You will need to do something clever to extract properly readable strings from these results.
>>> import requests
>>> import bs4
>>> page = requests.get('https://uk-air.defra.gov.uk/latest/currentlevels', headers={'User-Agent': 'Not blank'}).content
>>> soup = bs4.BeautifulSoup(page, 'lxml')
>>> Edinburgh_link = soup.find_all('a',string='Edinburgh St Leonards')[0]
>>> Edinburgh_link
Edinburgh St Leonards
>>> Edinburgh_row = Edinburgh_link.findParent('td').findParent('tr')
>>> Edinburgh_columns = Edinburgh_row.findAll('td')
>>> Edinburgh_columns[3]
<td class="center"><span class="bg_low1 bold">20 (1 Low)</span></td>
>>> Edinburgh_columns[6]
<td>05/08/2017<br/>14:00:00</td>
>>> Edinburgh_columns[3].text
'20\xa0(1\xa0Low)'
>>> Edinburgh_columns[6].text
'05/08/201714:00:00'
you can start with this:
import requests
from bs4 import BeautifulSoup
# Request the page, set headers to prevent 403 Forbidden
page = requests.get(
url='https://uk-air.defra.gov.uk/latest/currentlevels',
headers={'User-Agent': 'Not blank'})
# Get html from page
html = page.text
# BeautifulSoup object
soup = BeautifulSoup(html, 'html5lib')
for table in soup.find_all('table'):
# Print all tables on the page
print(table)

#### [Set tasks]
a – In the BeautifulSoup scraping text, reproduce word for word everything between "You will need" and "Edinburgh_row = Edinburgh_link.findParent('td').findParent('tr')", inclusive.
b – List every comment line that appears in the code of the BeautifulSoup scraping text.

#### [Data extract]

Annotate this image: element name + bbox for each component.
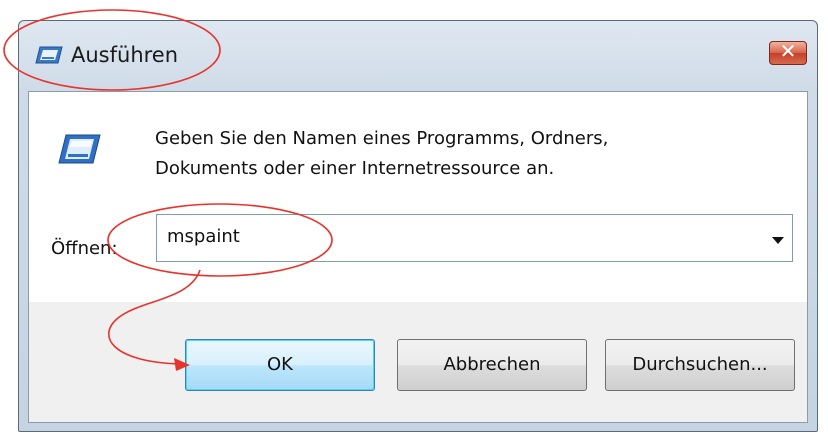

#### [Expected outputs]
a –
You will need to do something clever to extract properly readable strings from these results.
>>> import requests
>>> import bs4
>>> page = requests.get('https://uk-air.defra.gov.uk/latest/currentlevels', headers={'User-Agent': 'Not blank'}).content
>>> soup = bs4.BeautifulSoup(page, 'lxml')
>>> Edinburgh_link = soup.find_all('a',string='Edinburgh St Leonards')[0]
>>> Edinburgh_link
Edinburgh St Leonards
>>> Edinburgh_row = Edinburgh_link.findParent('td').findParent('tr')

b –
- # Request the page, set headers to prevent 403 Forbidden
- # Get html from page
- # BeautifulSoup object
- # Print all tables on the page